**GIVEN TASK**: Print the records without any changes, from the first line up to and including the line with "colorbar-segment [1003, 293, 1033, 330]", and nothing more.
--*--
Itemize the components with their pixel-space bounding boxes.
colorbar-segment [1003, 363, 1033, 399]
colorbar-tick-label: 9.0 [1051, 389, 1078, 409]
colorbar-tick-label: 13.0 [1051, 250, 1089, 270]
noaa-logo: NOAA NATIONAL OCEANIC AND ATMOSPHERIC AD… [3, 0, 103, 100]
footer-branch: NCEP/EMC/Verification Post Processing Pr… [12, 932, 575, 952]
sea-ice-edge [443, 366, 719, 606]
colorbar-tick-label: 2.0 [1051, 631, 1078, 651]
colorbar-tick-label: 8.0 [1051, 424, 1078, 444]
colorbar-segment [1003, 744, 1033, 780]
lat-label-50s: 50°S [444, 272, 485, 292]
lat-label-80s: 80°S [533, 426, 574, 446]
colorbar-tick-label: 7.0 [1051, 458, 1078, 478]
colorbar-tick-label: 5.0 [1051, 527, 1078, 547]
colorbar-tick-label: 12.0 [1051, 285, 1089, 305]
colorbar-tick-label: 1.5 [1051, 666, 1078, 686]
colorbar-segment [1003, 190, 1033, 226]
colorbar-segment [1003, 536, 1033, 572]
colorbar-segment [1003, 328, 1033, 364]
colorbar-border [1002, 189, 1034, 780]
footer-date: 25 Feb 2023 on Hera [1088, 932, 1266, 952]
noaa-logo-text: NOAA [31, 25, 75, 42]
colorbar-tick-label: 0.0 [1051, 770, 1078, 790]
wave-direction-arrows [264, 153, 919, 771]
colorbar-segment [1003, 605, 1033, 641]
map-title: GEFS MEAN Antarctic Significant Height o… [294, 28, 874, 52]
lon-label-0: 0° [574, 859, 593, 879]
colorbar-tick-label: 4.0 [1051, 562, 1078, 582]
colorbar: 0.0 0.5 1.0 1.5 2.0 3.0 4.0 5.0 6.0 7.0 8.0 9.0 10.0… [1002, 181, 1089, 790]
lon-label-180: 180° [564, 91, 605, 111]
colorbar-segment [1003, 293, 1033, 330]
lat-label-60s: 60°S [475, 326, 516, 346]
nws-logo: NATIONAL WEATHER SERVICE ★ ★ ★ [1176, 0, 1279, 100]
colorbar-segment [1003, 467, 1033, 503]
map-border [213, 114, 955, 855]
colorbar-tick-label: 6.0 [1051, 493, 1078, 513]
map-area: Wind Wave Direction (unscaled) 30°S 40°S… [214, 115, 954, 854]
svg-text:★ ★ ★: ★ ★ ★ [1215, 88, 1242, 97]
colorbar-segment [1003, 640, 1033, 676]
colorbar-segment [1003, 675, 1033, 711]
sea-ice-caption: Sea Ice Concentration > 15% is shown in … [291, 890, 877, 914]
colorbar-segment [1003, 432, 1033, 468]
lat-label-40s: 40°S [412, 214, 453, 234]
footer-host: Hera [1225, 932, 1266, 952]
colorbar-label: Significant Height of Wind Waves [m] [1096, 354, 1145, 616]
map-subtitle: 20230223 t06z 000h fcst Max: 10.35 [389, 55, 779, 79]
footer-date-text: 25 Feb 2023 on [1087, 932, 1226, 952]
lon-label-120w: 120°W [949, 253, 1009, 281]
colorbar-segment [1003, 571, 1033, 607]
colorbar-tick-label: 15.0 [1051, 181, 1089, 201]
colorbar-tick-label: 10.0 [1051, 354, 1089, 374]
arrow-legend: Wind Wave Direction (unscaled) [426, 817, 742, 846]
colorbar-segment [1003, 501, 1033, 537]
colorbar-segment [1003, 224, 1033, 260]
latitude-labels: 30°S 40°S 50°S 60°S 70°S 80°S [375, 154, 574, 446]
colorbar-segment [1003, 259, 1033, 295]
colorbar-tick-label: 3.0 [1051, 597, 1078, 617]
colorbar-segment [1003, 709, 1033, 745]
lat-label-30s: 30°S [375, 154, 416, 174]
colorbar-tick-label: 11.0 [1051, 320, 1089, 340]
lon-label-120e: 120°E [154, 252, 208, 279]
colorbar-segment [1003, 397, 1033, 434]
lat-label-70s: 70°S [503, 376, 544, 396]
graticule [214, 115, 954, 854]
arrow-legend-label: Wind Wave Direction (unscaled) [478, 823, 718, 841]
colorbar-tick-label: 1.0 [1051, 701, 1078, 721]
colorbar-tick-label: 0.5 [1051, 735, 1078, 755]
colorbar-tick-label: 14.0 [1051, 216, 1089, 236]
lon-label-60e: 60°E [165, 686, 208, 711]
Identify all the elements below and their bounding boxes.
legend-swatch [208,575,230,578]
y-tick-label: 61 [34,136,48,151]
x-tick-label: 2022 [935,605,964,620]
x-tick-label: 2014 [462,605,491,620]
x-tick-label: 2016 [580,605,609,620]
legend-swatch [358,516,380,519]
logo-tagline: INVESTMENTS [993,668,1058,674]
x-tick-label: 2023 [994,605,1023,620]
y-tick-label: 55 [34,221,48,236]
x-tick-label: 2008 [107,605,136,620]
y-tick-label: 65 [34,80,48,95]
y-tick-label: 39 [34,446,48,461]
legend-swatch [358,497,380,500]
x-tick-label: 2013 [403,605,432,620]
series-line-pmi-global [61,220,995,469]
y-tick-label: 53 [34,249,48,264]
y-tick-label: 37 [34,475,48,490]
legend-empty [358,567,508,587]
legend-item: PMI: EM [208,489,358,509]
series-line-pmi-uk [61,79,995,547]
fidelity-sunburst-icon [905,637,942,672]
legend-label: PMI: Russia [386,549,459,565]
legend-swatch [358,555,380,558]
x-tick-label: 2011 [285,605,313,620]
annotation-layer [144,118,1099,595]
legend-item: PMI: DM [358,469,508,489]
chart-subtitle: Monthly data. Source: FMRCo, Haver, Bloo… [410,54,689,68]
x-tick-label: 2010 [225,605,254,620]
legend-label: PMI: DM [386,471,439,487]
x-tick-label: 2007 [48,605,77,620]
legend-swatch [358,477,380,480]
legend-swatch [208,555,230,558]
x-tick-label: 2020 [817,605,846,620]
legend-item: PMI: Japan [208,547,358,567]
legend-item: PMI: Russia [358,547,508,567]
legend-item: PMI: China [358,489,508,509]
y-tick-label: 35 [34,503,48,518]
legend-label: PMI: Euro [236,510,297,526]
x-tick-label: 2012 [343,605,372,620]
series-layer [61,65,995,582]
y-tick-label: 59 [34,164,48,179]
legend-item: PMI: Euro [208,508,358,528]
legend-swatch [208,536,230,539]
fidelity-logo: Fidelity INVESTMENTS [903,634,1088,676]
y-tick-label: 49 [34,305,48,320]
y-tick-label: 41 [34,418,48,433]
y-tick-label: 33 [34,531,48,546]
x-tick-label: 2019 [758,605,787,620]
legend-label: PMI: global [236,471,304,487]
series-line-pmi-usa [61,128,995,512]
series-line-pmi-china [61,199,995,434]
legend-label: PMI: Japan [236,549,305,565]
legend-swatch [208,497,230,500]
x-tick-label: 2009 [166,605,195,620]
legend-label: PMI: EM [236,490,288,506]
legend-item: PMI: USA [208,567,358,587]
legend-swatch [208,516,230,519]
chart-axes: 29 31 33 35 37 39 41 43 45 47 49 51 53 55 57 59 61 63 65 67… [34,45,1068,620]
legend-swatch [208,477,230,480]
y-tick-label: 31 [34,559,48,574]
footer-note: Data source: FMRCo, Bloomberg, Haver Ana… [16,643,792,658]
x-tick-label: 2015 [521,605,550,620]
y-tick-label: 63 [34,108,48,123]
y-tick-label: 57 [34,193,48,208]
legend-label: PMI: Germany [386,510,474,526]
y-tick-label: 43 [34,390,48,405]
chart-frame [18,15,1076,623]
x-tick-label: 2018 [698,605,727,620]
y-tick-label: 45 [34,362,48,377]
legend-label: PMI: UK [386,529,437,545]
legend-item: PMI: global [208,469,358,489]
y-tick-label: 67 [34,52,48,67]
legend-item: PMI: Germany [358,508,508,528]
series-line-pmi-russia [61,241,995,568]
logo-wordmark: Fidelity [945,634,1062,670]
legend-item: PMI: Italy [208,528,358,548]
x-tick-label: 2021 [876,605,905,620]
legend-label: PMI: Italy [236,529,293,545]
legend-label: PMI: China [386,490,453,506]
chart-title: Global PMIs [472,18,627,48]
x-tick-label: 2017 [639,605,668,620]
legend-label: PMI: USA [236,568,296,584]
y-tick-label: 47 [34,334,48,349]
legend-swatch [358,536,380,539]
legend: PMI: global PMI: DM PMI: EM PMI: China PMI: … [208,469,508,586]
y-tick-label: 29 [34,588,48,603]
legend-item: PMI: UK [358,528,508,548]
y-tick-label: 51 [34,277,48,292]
--*--
**TASK SOLUTION**:
Itemize the components with their pixel-space bounding boxes.
colorbar-segment [1003, 363, 1033, 399]
colorbar-tick-label: 9.0 [1051, 389, 1078, 409]
colorbar-tick-label: 13.0 [1051, 250, 1089, 270]
noaa-logo: NOAA NATIONAL OCEANIC AND ATMOSPHERIC AD… [3, 0, 103, 100]
footer-branch: NCEP/EMC/Verification Post Processing Pr… [12, 932, 575, 952]
sea-ice-edge [443, 366, 719, 606]
colorbar-tick-label: 2.0 [1051, 631, 1078, 651]
colorbar-tick-label: 8.0 [1051, 424, 1078, 444]
colorbar-segment [1003, 744, 1033, 780]
lat-label-50s: 50°S [444, 272, 485, 292]
lat-label-80s: 80°S [533, 426, 574, 446]
colorbar-tick-label: 7.0 [1051, 458, 1078, 478]
colorbar-tick-label: 5.0 [1051, 527, 1078, 547]
colorbar-tick-label: 12.0 [1051, 285, 1089, 305]
colorbar-tick-label: 1.5 [1051, 666, 1078, 686]
colorbar-segment [1003, 190, 1033, 226]
colorbar-segment [1003, 536, 1033, 572]
colorbar-segment [1003, 328, 1033, 364]
colorbar-border [1002, 189, 1034, 780]
footer-date: 25 Feb 2023 on Hera [1088, 932, 1266, 952]
noaa-logo-text: NOAA [31, 25, 75, 42]
colorbar-tick-label: 0.0 [1051, 770, 1078, 790]
wave-direction-arrows [264, 153, 919, 771]
colorbar-segment [1003, 605, 1033, 641]
map-title: GEFS MEAN Antarctic Significant Height o… [294, 28, 874, 52]
lon-label-0: 0° [574, 859, 593, 879]
colorbar-tick-label: 4.0 [1051, 562, 1078, 582]
colorbar: 0.0 0.5 1.0 1.5 2.0 3.0 4.0 5.0 6.0 7.0 8.0 9.0 10.0… [1002, 181, 1089, 790]
lon-label-180: 180° [564, 91, 605, 111]
colorbar-segment [1003, 293, 1033, 330]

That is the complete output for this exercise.